→ **文本片段**
▼▼▼
我的人生我的书
2019-09-10陈雅丹
我是和新中国一起长大的孩子,1949年我七岁,居住在南京九华山下中国科学院宿舍的大院里,九岁我戴上了鲜艳的红领巾,加入了光荣的中国少年儿童队。每天,我背上小书包,踏着清晨的露水去上学,我喜欢边走边哼唱我们的队歌:
我们新中国的儿童
我们新少年的先锋
团结起来继承我们的父兄
不怕困难不怕担子重
为了新中国的建设而奋斗
勇敢前进!前进!
……
每逢这时,我总是充满快乐和自豪。不久,我得到了平生第一份珍贵的礼物——一本大人读的书。那是在清华大学刚刚毕业的姐姐从北京寄来送给我和哥哥的《卓娅和舒拉的故事》—好看的深蓝色封皮上,印有卓娅姐弟俩的合影。卓娅和舒拉是苏联英雄为保卫祖国献出了年轻的生命,他们的妈妈满怀深情回忆了两个孩子平凡而伟大的一生。之后我读了许多表现苏联卫国战争的书:《古丽亚的道路》《普通一兵》《团的儿子》,以及苏联作家波列伏依写的大量苏联人民抗击德国法西斯的故事。
那时年龄小,却依然记得自己儿时颠沛流离的生活,记得抗战胜利后五岁时随爸爸妈妈沿长江坐轮船顺流而下,过三峡时的惊险,记得六岁碾转于南京、上海、杭州挤火车不停的搬着家……记得上海解放前一夜的枪炮声。小学三年级,学校组织我们聆听了南京大屠杀亲历者的控诉,短短的人生的经历和读的那些书,使我珍爱和平,懂得战争的残酷,要像卓娅那样爱祖国,成为一个勇敢有担当的人。
不久,抗美援朝战争爆发了。担任家属委员会主席的妈妈带领家属们行动起来捐钱捐物,妈妈用她的巧手,将尼龙袜子做成了一个特别漂亮的古装小绢人拿去义卖,把义卖的钱捐给志愿军叔叔打美国鬼子。而我呢,在妈妈的支持下在小纸片上画了一些画,再去挖了些野菜,挨家挨户的敲门去义卖,把收来的几块钱请妈妈也帮我寄到有关单位,捐给前线。我带领小伙伴们打着腰鼓去慰问军属、给志愿军叔叔写信、做慰问袋,还画了一幅《抗美援朝 保家卫国》的画拿去参加展览。
▲▲▲
→ **待完成任务**
1) 在这篇童年回忆文章中,作者得到的平生第一份珍贵礼物是哪一本书?
2) 请从最后一句之后续写这篇童年回忆文章。

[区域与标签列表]
▼▼▼
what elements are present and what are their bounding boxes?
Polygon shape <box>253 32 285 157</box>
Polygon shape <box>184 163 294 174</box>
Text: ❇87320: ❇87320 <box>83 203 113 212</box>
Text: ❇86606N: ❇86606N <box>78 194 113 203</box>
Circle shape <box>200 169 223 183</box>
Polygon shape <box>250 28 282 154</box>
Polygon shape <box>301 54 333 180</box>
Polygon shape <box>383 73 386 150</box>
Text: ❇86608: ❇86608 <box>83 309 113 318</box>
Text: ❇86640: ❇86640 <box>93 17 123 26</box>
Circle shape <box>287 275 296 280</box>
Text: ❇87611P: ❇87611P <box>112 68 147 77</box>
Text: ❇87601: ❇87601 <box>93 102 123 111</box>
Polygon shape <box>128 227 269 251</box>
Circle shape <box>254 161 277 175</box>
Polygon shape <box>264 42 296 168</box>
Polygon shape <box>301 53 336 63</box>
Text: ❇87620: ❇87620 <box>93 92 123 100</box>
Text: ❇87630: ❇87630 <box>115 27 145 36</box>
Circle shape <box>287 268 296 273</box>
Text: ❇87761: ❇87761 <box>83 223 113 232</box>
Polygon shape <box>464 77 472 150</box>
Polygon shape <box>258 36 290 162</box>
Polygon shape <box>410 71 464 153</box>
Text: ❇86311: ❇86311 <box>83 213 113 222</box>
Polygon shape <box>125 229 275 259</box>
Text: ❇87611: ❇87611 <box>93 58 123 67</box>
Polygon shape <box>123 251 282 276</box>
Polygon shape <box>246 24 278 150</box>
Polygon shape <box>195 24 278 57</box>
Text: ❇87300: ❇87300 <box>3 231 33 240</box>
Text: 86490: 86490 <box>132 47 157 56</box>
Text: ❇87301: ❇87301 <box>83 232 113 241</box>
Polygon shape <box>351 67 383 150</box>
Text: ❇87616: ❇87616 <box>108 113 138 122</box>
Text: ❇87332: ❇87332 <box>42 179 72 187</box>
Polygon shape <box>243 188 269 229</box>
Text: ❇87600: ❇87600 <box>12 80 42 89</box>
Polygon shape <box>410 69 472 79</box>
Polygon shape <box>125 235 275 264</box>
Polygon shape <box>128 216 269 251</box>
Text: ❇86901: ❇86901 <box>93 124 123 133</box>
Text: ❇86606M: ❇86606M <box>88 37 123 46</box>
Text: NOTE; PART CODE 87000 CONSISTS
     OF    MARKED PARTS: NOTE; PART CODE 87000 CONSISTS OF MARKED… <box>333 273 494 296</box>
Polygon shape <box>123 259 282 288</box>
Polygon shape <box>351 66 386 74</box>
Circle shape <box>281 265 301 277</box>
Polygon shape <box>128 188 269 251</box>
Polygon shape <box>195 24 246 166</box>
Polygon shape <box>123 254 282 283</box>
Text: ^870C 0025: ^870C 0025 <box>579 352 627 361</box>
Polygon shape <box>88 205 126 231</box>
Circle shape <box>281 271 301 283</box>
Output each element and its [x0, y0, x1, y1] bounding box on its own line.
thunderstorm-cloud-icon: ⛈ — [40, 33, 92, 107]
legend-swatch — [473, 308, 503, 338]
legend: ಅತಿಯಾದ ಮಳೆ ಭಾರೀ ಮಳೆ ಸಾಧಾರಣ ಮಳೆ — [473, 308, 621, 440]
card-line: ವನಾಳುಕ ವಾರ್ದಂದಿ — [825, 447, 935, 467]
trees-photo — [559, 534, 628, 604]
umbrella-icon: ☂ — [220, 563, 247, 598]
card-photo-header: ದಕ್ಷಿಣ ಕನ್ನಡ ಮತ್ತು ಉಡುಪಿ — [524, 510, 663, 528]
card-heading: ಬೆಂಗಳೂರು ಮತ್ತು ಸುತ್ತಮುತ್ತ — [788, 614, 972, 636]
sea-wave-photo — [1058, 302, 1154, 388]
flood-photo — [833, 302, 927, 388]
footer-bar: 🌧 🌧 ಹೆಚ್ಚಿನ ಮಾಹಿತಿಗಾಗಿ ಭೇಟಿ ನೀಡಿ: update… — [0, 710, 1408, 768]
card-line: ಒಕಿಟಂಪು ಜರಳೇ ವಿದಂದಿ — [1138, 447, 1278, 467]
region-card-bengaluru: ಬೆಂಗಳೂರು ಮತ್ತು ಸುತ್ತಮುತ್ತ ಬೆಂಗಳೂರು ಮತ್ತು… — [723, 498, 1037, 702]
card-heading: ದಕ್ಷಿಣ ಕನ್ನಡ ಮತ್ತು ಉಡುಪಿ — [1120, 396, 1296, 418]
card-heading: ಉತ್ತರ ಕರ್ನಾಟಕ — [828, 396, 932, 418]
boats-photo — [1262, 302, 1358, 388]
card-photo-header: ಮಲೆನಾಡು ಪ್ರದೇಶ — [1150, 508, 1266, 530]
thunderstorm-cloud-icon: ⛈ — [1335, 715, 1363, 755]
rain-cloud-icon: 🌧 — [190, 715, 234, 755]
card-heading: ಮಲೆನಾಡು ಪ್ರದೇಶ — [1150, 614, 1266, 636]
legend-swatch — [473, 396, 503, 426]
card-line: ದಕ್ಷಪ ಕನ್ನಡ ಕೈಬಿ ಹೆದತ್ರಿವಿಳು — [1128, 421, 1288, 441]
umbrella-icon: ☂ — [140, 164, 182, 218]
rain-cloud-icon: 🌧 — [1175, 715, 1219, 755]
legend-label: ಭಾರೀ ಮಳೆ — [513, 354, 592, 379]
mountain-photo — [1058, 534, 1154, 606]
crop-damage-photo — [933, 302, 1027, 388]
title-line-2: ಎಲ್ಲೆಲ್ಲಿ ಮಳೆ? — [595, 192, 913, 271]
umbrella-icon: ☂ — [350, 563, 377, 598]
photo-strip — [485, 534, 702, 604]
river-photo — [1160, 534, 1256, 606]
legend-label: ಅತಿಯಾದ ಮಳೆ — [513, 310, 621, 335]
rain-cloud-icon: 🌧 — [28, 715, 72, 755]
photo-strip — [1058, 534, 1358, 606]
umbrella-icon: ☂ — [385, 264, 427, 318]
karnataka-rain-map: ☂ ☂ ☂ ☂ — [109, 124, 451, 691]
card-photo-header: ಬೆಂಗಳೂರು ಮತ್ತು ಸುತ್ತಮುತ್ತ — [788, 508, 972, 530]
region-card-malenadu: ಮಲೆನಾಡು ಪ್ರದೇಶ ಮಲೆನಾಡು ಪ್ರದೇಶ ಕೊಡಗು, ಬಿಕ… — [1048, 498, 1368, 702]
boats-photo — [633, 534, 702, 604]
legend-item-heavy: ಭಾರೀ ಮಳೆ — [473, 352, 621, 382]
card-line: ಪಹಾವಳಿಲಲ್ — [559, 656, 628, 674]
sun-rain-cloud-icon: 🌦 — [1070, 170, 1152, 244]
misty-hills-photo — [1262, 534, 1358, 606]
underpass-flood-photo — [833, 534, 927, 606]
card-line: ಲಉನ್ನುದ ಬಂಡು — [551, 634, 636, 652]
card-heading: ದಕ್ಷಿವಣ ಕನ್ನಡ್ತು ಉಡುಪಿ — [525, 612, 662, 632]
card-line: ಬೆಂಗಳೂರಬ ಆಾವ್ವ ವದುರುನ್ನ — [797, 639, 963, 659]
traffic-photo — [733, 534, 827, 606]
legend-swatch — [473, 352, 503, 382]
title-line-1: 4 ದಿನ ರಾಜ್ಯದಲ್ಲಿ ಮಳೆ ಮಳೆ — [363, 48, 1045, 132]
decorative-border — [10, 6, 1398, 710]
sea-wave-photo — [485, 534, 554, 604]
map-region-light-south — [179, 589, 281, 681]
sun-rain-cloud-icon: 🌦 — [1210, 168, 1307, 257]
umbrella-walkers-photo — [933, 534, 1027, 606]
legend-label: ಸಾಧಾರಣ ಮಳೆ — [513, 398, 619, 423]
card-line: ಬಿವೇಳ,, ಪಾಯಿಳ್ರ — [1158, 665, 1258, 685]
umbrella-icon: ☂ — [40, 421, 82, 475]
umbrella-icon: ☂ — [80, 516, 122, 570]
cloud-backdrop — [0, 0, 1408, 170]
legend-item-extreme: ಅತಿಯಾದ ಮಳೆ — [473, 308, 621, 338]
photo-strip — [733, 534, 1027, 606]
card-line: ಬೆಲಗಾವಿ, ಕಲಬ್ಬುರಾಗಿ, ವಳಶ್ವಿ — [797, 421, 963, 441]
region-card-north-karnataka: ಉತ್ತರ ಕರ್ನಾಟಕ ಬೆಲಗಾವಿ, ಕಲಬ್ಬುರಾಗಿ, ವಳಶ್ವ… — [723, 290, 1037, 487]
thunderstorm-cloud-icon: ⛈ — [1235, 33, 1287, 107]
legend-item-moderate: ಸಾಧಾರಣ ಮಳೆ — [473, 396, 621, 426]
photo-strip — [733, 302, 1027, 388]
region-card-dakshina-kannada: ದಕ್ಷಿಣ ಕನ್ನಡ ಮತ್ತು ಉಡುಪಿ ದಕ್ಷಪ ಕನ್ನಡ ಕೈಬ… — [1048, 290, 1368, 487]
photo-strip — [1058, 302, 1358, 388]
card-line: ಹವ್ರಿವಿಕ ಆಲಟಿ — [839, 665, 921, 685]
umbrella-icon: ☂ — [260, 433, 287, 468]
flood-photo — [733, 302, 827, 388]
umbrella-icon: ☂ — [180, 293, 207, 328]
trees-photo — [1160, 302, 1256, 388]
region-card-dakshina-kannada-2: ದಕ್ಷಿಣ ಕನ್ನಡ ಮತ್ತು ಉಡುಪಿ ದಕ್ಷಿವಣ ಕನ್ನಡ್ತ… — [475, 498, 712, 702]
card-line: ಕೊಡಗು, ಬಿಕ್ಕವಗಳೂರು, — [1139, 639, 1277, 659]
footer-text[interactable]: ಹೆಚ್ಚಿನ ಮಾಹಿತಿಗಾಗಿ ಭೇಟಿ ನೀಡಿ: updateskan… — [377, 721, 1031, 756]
▲▲▲
→ **任务解答**
1) 《卓娅和舒拉的故事》。

2)
十岁那年,随爸爸工作的调动我家搬到了北京。十二岁上初中前我读了能找到的许多中国古典名著——《水浒传》《三国演义》《西游记》,以及各种苏联小说和儿童读物,记得小学五年级的暑假作业,一篇《钢铁是怎样炼成的》读书笔记,我就写了5000多字。
读初中了,书读得更多更杂 ,中国的、外国的、小说、诗歌、童话——《绿野仙踪》《虎皮骑士》《少年维特之烦恼》《三剑客》《浮士德》《战争与和平》《安娜·卡列尼娜》《猎人日记》《契诃夫短篇小说集》《怎么办?》《悲惨世界》《约翰·克利斯朵夫》《人间喜剧》等。我所在的师大女附中(不久改为北京实验中学)是北京最好的学校,那时天时地利人和,政治上十分宽松,学校改革废除了外语和政治课。除正课外课余分外自由,我暗下决心要读完所有的世界经典名著!对读书的痴迷使我十五岁初中毕业时,真的囫囵吞枣似的几乎读遍能找到的各国经典名著——英国的狄更斯、莎士比亚,法国的雨果、罗曼·罗兰、莫泊桑、巴尔扎克,俄罗斯的托尔斯泰、屠格涅夫、契诃夫,德国的歌德都有涉及。我贪婪的汲取着,想了解更多的这个世界和这个世界以前发生的事,感受着各种各样的故事和人物。那不同凡响风格各异的文字塑造出栩栩如生的形象,吸引着我暑假里半躺半卧捧着书,一躺就是一整天。
记得有位来我班實习当老师的北师大学生,他知道我喜欢画画,专门找我在校园里谈话并借给我一本介绍俄罗斯巡回画派大师列宾的书《列宾评传》,他要我好好看,希望我立大志实现自己的理想做一名画家。在胡老师鼓励下,我的奋斗目标更明确了,定下了严格要求自己的计划,我买了一本苏联《业余绘画素描教程》,自己照着上面的作业一个个做。初中毕业前,我和我的好朋友也喜欢画画的同班同学孙贤陵一起,从早到晚有空就不停地画画,画身边的同学、画学校的操场……为考上附中做最后的冲刺。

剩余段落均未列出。